- Aim of the task -
Print the entire listing. Each line must match the original exactly.

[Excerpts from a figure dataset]
■ ■ ■

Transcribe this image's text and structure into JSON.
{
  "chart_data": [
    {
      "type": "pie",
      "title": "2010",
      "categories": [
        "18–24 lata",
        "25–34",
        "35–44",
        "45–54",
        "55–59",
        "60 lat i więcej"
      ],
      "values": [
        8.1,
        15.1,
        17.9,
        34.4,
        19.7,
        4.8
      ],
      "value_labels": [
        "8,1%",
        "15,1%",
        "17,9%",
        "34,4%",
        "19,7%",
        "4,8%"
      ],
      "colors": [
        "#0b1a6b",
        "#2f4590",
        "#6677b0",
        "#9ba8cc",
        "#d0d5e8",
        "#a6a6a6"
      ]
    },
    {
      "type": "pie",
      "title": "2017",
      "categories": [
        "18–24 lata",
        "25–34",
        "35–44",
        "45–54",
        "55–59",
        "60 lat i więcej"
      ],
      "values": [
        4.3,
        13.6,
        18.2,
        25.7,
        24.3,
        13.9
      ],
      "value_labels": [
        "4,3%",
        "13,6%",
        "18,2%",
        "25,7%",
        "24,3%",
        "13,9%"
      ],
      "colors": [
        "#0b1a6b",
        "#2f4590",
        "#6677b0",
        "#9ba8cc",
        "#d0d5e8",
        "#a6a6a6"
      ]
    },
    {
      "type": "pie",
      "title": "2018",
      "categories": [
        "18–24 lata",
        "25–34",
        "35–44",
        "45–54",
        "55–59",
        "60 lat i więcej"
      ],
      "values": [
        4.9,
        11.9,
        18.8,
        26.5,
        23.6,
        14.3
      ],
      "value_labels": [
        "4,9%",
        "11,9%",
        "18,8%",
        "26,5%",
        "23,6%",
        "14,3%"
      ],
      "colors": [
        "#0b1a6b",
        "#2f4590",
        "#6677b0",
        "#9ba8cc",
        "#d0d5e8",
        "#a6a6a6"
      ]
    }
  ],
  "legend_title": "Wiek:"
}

■ ■ ■

- Exercise solution -
Transcribe this image's text and structure into JSON.
{
  "chart_data": [
    {
      "type": "pie",
      "title": "2010",
      "categories": [
        "18–24 lata",
        "25–34",
        "35–44",
        "45–54",
        "55–59",
        "60 lat i więcej"
      ],
      "values": [
        8.1,
        15.1,
        17.9,
        34.4,
        19.7,
        4.8
      ],
      "value_labels": [
        "8,1%",
        "15,1%",
        "17,9%",
        "34,4%",
        "19,7%",
        "4,8%"
      ],
      "colors": [
        "#0b1a6b",
        "#2f4590",
        "#6677b0",
        "#9ba8cc",
        "#d0d5e8",
        "#a6a6a6"
      ]
    },
    {
      "type": "pie",
      "title": "2017",
      "categories": [
        "18–24 lata",
        "25–34",
        "35–44",
        "45–54",
        "55–59",
        "60 lat i więcej"
      ],
      "values": [
        4.3,
        13.6,
        18.2,
        25.7,
        24.3,
        13.9
      ],
      "value_labels": [
        "4,3%",
        "13,6%",
        "18,2%",
        "25,7%",
        "24,3%",
        "13,9%"
      ],
      "colors": [
        "#0b1a6b",
        "#2f4590",
        "#6677b0",
        "#9ba8cc",
        "#d0d5e8",
        "#a6a6a6"
      ]
    },
    {
      "type": "pie",
      "title": "2018",
      "categories": [
        "18–24 lata",
        "25–34",
        "35–44",
        "45–54",
        "55–59",
        "60 lat i więcej"
      ],
      "values": [
        4.9,
        11.9,
        18.8,
        26.5,
        23.6,
        14.3
      ],
      "value_labels": [
        "4,9%",
        "11,9%",
        "18,8%",
        "26,5%",
        "23,6%",
        "14,3%"
      ],
      "colors": [
        "#0b1a6b",
        "#2f4590",
        "#6677b0",
        "#9ba8cc",
        "#d0d5e8",
        "#a6a6a6"
      ]
    }
  ],
  "legend_title": "Wiek:"
}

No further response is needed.